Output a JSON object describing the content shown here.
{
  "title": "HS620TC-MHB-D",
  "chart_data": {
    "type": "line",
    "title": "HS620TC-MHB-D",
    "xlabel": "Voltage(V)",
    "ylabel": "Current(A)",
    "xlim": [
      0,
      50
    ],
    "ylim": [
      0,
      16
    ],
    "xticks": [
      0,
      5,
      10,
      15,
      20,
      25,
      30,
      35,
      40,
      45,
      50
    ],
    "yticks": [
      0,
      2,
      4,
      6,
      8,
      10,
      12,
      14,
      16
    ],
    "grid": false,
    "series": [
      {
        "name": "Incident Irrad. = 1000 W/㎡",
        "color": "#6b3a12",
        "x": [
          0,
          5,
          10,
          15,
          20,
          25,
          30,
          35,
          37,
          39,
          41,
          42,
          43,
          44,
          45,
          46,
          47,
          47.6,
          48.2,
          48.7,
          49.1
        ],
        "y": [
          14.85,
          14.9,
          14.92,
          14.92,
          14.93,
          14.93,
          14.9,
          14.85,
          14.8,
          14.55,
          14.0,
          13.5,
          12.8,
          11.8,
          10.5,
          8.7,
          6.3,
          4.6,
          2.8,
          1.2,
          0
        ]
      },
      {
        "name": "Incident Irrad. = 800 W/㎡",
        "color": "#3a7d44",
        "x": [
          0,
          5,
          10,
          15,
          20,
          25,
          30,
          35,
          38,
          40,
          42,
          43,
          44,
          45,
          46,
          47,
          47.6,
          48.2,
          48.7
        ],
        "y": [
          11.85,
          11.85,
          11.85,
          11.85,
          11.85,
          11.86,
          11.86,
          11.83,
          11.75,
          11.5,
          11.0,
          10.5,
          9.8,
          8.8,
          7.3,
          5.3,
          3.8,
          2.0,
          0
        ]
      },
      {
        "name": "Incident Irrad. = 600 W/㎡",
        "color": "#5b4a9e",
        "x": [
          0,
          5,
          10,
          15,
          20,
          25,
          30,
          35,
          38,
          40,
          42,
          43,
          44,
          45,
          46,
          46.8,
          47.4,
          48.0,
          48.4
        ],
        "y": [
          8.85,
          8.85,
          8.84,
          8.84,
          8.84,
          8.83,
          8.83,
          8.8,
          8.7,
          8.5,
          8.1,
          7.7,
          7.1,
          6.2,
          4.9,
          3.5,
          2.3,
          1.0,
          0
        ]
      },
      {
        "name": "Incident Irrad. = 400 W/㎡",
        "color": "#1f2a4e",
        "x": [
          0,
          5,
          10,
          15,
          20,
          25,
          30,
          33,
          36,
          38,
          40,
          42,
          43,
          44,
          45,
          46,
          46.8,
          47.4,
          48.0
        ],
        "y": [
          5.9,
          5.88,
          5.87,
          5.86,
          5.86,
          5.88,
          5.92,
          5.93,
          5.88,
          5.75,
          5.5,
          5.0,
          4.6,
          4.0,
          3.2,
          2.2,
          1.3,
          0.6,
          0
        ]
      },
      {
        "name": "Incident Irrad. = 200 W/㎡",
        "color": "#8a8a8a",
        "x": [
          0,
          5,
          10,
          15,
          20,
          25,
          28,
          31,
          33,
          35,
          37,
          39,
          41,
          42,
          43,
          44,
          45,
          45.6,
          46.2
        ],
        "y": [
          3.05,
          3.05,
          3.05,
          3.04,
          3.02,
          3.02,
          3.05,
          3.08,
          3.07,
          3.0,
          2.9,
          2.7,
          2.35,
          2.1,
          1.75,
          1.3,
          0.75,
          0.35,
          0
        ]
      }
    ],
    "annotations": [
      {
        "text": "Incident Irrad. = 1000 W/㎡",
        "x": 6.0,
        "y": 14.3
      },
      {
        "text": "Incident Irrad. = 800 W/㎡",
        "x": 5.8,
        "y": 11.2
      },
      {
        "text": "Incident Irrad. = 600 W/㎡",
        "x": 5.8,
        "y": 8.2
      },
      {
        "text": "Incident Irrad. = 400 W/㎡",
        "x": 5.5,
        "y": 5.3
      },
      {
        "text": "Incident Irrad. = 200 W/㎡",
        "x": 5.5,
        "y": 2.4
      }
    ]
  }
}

----------

▶ **Task details**
All of the material above needs to be retyped word for word.

▶ **Task output**
Output a JSON object describing the content shown here.
{
  "title": "HS620TC-MHB-D",
  "chart_data": {
    "type": "line",
    "title": "HS620TC-MHB-D",
    "xlabel": "Voltage(V)",
    "ylabel": "Current(A)",
    "xlim": [
      0,
      50
    ],
    "ylim": [
      0,
      16
    ],
    "xticks": [
      0,
      5,
      10,
      15,
      20,
      25,
      30,
      35,
      40,
      45,
      50
    ],
    "yticks": [
      0,
      2,
      4,
      6,
      8,
      10,
      12,
      14,
      16
    ],
    "grid": false,
    "series": [
      {
        "name": "Incident Irrad. = 1000 W/㎡",
        "color": "#6b3a12",
        "x": [
          0,
          5,
          10,
          15,
          20,
          25,
          30,
          35,
          37,
          39,
          41,
          42,
          43,
          44,
          45,
          46,
          47,
          47.6,
          48.2,
          48.7,
          49.1
        ],
        "y": [
          14.85,
          14.9,
          14.92,
          14.92,
          14.93,
          14.93,
          14.9,
          14.85,
          14.8,
          14.55,
          14.0,
          13.5,
          12.8,
          11.8,
          10.5,
          8.7,
          6.3,
          4.6,
          2.8,
          1.2,
          0
        ]
      },
      {
        "name": "Incident Irrad. = 800 W/㎡",
        "color": "#3a7d44",
        "x": [
          0,
          5,
          10,
          15,
          20,
          25,
          30,
          35,
          38,
          40,
          42,
          43,
          44,
          45,
          46,
          47,
          47.6,
          48.2,
          48.7
        ],
        "y": [
          11.85,
          11.85,
          11.85,
          11.85,
          11.85,
          11.86,
          11.86,
          11.83,
          11.75,
          11.5,
          11.0,
          10.5,
          9.8,
          8.8,
          7.3,
          5.3,
          3.8,
          2.0,
          0
        ]
      },
      {
        "name": "Incident Irrad. = 600 W/㎡",
        "color": "#5b4a9e",
        "x": [
          0,
          5,
          10,
          15,
          20,
          25,
          30,
          35,
          38,
          40,
          42,
          43,
          44,
          45,
          46,
          46.8,
          47.4,
          48.0,
          48.4
        ],
        "y": [
          8.85,
          8.85,
          8.84,
          8.84,
          8.84,
          8.83,
          8.83,
          8.8,
          8.7,
          8.5,
          8.1,
          7.7,
          7.1,
          6.2,
          4.9,
          3.5,
          2.3,
          1.0,
          0
        ]
      },
      {
        "name": "Incident Irrad. = 400 W/㎡",
        "color": "#1f2a4e",
        "x": [
          0,
          5,
          10,
          15,
          20,
          25,
          30,
          33,
          36,
          38,
          40,
          42,
          43,
          44,
          45,
          46,
          46.8,
          47.4,
          48.0
        ],
        "y": [
          5.9,
          5.88,
          5.87,
          5.86,
          5.86,
          5.88,
          5.92,
          5.93,
          5.88,
          5.75,
          5.5,
          5.0,
          4.6,
          4.0,
          3.2,
          2.2,
          1.3,
          0.6,
          0
        ]
      },
      {
        "name": "Incident Irrad. = 200 W/㎡",
        "color": "#8a8a8a",
        "x": [
          0,
          5,
          10,
          15,
          20,
          25,
          28,
          31,
          33,
          35,
          37,
          39,
          41,
          42,
          43,
          44,
          45,
          45.6,
          46.2
        ],
        "y": [
          3.05,
          3.05,
          3.05,
          3.04,
          3.02,
          3.02,
          3.05,
          3.08,
          3.07,
          3.0,
          2.9,
          2.7,
          2.35,
          2.1,
          1.75,
          1.3,
          0.75,
          0.35,
          0
        ]
      }
    ],
    "annotations": [
      {
        "text": "Incident Irrad. = 1000 W/㎡",
        "x": 6.0,
        "y": 14.3
      },
      {
        "text": "Incident Irrad. = 800 W/㎡",
        "x": 5.8,
        "y": 11.2
      },
      {
        "text": "Incident Irrad. = 600 W/㎡",
        "x": 5.8,
        "y": 8.2
      },
      {
        "text": "Incident Irrad. = 400 W/㎡",
        "x": 5.5,
        "y": 5.3
      },
      {
        "text": "Incident Irrad. = 200 W/㎡",
        "x": 5.5,
        "y": 2.4
      }
    ]
  }
}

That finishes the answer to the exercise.